問題の詳細 — 下の記事から、「夜行バスに乗る前、御池にある」で始まり「ンや学生が踏みしだいていく。」まで続く部分を、一字も変えずに書き出してください。

記事 —
- - - - - - -
3-18

15日
しとしと春雨。昨日は春一番が吹いていたらしい。カラオケをはじめて一緒に。新しく買った服を着て、はしゃぐ。緑色の水玉のシャツ。
夜行バスに乗る前、御池にあるアイリッシュバーでギネスとキルケニーを飲む。もちろんフィッシュ&チップスも。そして、夜行バス。バスの中で、静かに横で眠る人にこっそりキスしたり、そんな中学生みたいなことも、はかない春雨に紛れて、眠る。
くるり「グッド・モーニング」がとても、あう。
http://www.youtube.com/watch?v=Adb18BrhPS4

夜行バスは新宿へ向かう
眠気とともに灯りは消えてゆく 君の腕枕で眠る
夜行バスは新宿に着いた 
予定より三十分早く 冬の真夜中のようさ
白い息は道標にもなりゃしない
やけに広い横断歩道 手を引いてわたる
何処へ向かう

16日
夜行バスは新宿に着く。予定より三十分遅れて。早朝の新宿の街は、化粧をしたまま眠りこけた女の朝の顔。汚いし、さめざめとしている。その上を、サラリーマンや学生が踏みしだいていく。
- - - - - - -
用意した資料 —
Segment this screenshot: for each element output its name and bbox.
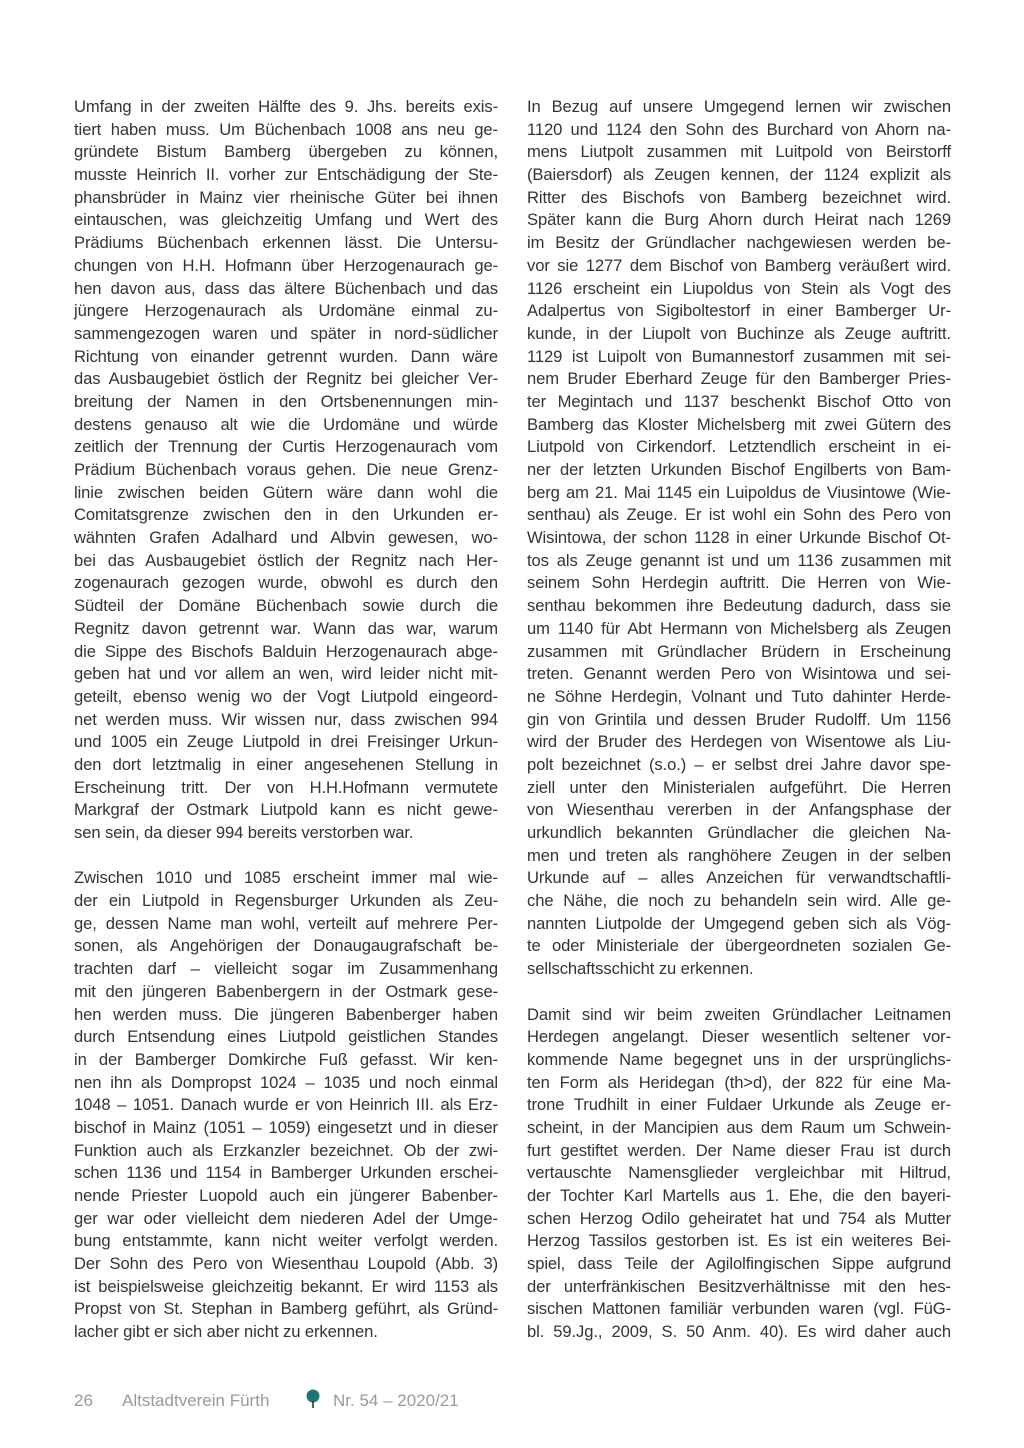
- - - - - - -
練習の答え —
夜行バスに乗る前、御池にあるアイリッシュバーでギネスとキルケニーを飲む。もちろんフィッシュ&チップスも。そして、夜行バス。バスの中で、静かに横で眠る人にこっそりキスしたり、そんな中学生みたいなことも、はかない春雨に紛れて、眠る。
くるり「グッド・モーニング」がとても、あう。
http://www.youtube.com/watch?v=Adb18BrhPS4

夜行バスは新宿へ向かう
眠気とともに灯りは消えてゆく 君の腕枕で眠る
夜行バスは新宿に着いた 
予定より三十分早く 冬の真夜中のようさ
白い息は道標にもなりゃしない
やけに広い横断歩道 手を引いてわたる
何処へ向かう

16日
夜行バスは新宿に着く。予定より三十分遅れて。早朝の新宿の街は、化粧をしたまま眠りこけた女の朝の顔。汚いし、さめざめとしている。その上を、サラリーマンや学生が踏みしだいていく。